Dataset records
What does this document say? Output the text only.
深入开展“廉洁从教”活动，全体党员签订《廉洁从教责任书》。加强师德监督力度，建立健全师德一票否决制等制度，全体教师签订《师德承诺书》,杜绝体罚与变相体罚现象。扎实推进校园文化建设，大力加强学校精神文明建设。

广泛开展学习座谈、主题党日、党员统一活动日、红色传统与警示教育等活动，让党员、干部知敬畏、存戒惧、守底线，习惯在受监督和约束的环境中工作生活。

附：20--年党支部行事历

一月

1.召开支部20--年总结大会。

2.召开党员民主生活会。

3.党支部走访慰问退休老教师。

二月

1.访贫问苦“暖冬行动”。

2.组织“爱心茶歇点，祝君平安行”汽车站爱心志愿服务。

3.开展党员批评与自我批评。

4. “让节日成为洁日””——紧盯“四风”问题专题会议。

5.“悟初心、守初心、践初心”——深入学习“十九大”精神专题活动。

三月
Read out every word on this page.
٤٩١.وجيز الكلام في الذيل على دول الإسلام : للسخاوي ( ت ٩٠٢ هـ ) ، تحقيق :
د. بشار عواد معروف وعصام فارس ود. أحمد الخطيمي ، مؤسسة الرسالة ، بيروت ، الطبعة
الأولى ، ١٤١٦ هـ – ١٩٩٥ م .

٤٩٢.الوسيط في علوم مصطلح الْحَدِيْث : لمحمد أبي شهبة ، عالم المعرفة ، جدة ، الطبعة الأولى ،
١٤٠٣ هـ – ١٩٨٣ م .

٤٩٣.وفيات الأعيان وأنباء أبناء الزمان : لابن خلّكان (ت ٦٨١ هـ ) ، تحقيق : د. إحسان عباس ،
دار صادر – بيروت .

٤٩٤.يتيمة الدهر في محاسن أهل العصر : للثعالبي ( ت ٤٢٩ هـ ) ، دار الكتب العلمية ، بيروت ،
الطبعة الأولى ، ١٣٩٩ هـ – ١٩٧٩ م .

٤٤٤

→ Task directions
All of the data needs to be reproduced exactly, with no line missing.

→ Full output
What does this document say? Output the text only.
深入开展“廉洁从教”活动，全体党员签订《廉洁从教责任书》。加强师德监督力度，建立健全师德一票否决制等制度，全体教师签订《师德承诺书》,杜绝体罚与变相体罚现象。扎实推进校园文化建设，大力加强学校精神文明建设。

广泛开展学习座谈、主题党日、党员统一活动日、红色传统与警示教育等活动，让党员、干部知敬畏、存戒惧、守底线，习惯在受监督和约束的环境中工作生活。

附：20--年党支部行事历

一月

1.召开支部20--年总结大会。

2.召开党员民主生活会。

3.党支部走访慰问退休老教师。

二月

1.访贫问苦“暖冬行动”。

2.组织“爱心茶歇点，祝君平安行”汽车站爱心志愿服务。

3.开展党员批评与自我批评。

4. “让节日成为洁日””——紧盯“四风”问题专题会议。

5.“悟初心、守初心、践初心”——深入学习“十九大”精神专题活动。

三月
Read out every word on this page.
٤٩١.وجيز الكلام في الذيل على دول الإسلام : للسخاوي ( ت ٩٠٢ هـ ) ، تحقيق :
د. بشار عواد معروف وعصام فارس ود. أحمد الخطيمي ، مؤسسة الرسالة ، بيروت ، الطبعة
الأولى ، ١٤١٦ هـ – ١٩٩٥ م .

٤٩٢.الوسيط في علوم مصطلح الْحَدِيْث : لمحمد أبي شهبة ، عالم المعرفة ، جدة ، الطبعة الأولى ،
١٤٠٣ هـ – ١٩٨٣ م .

٤٩٣.وفيات الأعيان وأنباء أبناء الزمان : لابن خلّكان (ت ٦٨١ هـ ) ، تحقيق : د. إحسان عباس ،
دار صادر – بيروت .

٤٩٤.يتيمة الدهر في محاسن أهل العصر : للثعالبي ( ت ٤٢٩ هـ ) ، دار الكتب العلمية ، بيروت ،
الطبعة الأولى ، ١٣٩٩ هـ – ١٩٧٩ م .

٤٤٤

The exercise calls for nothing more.